Show all lines holding "Larry".
>> BEGIN Given entries
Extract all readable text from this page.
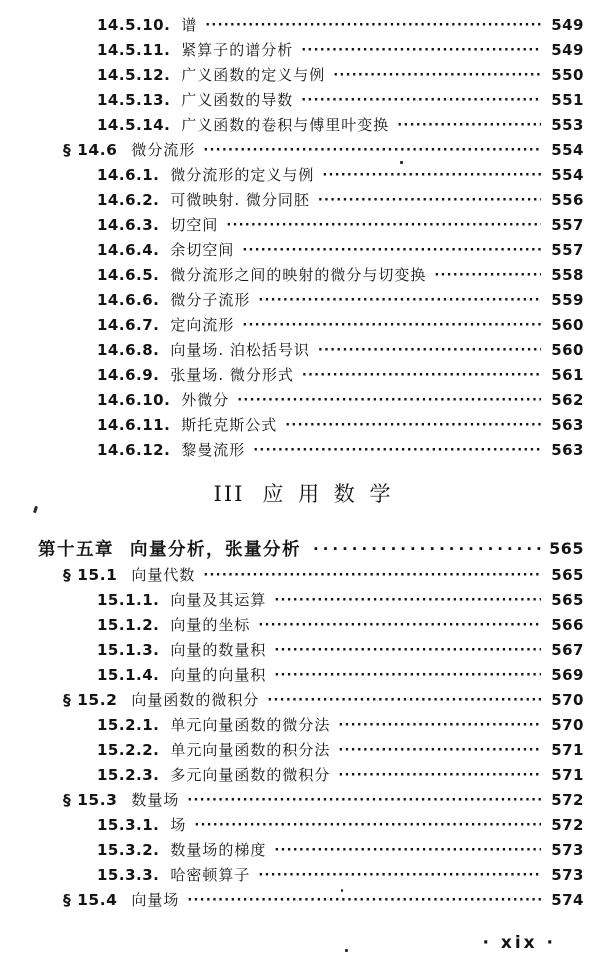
14.5.10. 谱 ·····	549
14.5.11. 紧算子的谱分析 ·····	549
14.5.12. 广义函数的定义与例 ·····	550
14.5.13. 广义函数的导数 ·····	551
14.5.14. 广义函数的卷积与傅里叶变换 ·····	553
§ 14.6 微分流形 ·····	554
14.6.1. 微分流形的定义与例 ·····	554
14.6.2. 可微映射. 微分同胚 ·····	556
14.6.3. 切空间 ·····	557
14.6.4. 余切空间 ·····	557
14.6.5. 微分流形之间的映射的微分与切变换 ·····	558
14.6.6. 微分子流形 ·····	559
14.6.7. 定向流形 ·····	560
14.6.8. 向量场. 泊松括号识 ·····	560
14.6.9. 张量场. 微分形式 ·····	561
14.6.10. 外微分 ·····	562
14.6.11. 斯托克斯公式 ·····	563
14.6.12. 黎曼流形 ·····	563
III 应 用 数 学
第十五章 向量分析，张量分析 ·····	565
§ 15.1 向量代数 ·····	565
15.1.1. 向量及其运算 ·····	565
15.1.2. 向量的坐标 ·····	566
15.1.3. 向量的数量积 ·····	567
15.1.4. 向量的向量积 ·····	569
§ 15.2 向量函数的微积分 ·····	570
15.2.1. 单元向量函数的微分法 ·····	570
15.2.2. 单元向量函数的积分法 ·····	571
15.2.3. 多元向量函数的微积分 ·····	571
§ 15.3 数量场 ·····	572
15.3.1. 场 ·····	572
15.3.2. 数量场的梯度 ·····	573
15.3.3. 哈密顿算子 ·····	573
§ 15.4 向量场 ·····	574
· xix ·
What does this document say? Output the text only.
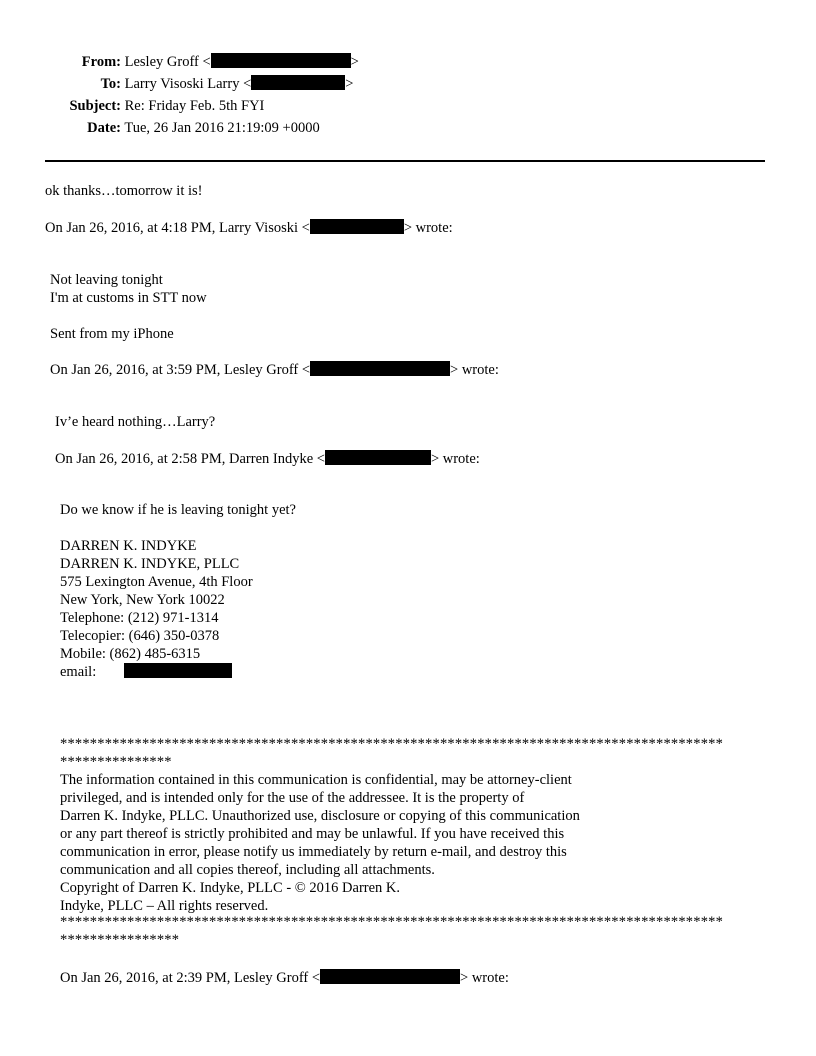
From: Lesley Groff <	>
To: Larry Visoski Larry <	>
Subject: Re: Friday Feb. 5th FYI
Date: Tue, 26 Jan 2016 21:19:09 +0000
ok thanks…tomorrow it is!
On Jan 26, 2016, at 4:18 PM, Larry Visoski <	> wrote:
Not leaving tonight
I'm at customs in STT now
Sent from my iPhone
On Jan 26, 2016, at 3:59 PM, Lesley Groff <	> wrote:
Iv’e heard nothing…Larry?
On Jan 26, 2016, at 2:58 PM, Darren Indyke <	> wrote:
Do we know if he is leaving tonight yet?
DARREN K. INDYKE
DARREN K. INDYKE, PLLC
575 Lexington Avenue, 4th Floor
New York, New York 10022
Telephone: (212) 971-1314
Telecopier: (646) 350-0378
Mobile: (862) 485-6315
email:
*****************************************************************************************
***************
The information contained in this communication is confidential, may be attorney-client
privileged, and is intended only for the use of the addressee. It is the property of
Darren K. Indyke, PLLC. Unauthorized use, disclosure or copying of this communication
or any part thereof is strictly prohibited and may be unlawful. If you have received this
communication in error, please notify us immediately by return e-mail, and destroy this
communication and all copies thereof, including all attachments.
Copyright of Darren K. Indyke, PLLC - © 2016 Darren K.
Indyke, PLLC – All rights reserved.
*****************************************************************************************
****************
On Jan 26, 2016, at 2:39 PM, Lesley Groff <	> wrote:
>> END Given entries
Solution:
To: Larry Visoski Larry <	>
On Jan 26, 2016, at 4:18 PM, Larry Visoski <	> wrote:
Iv’e heard nothing…Larry?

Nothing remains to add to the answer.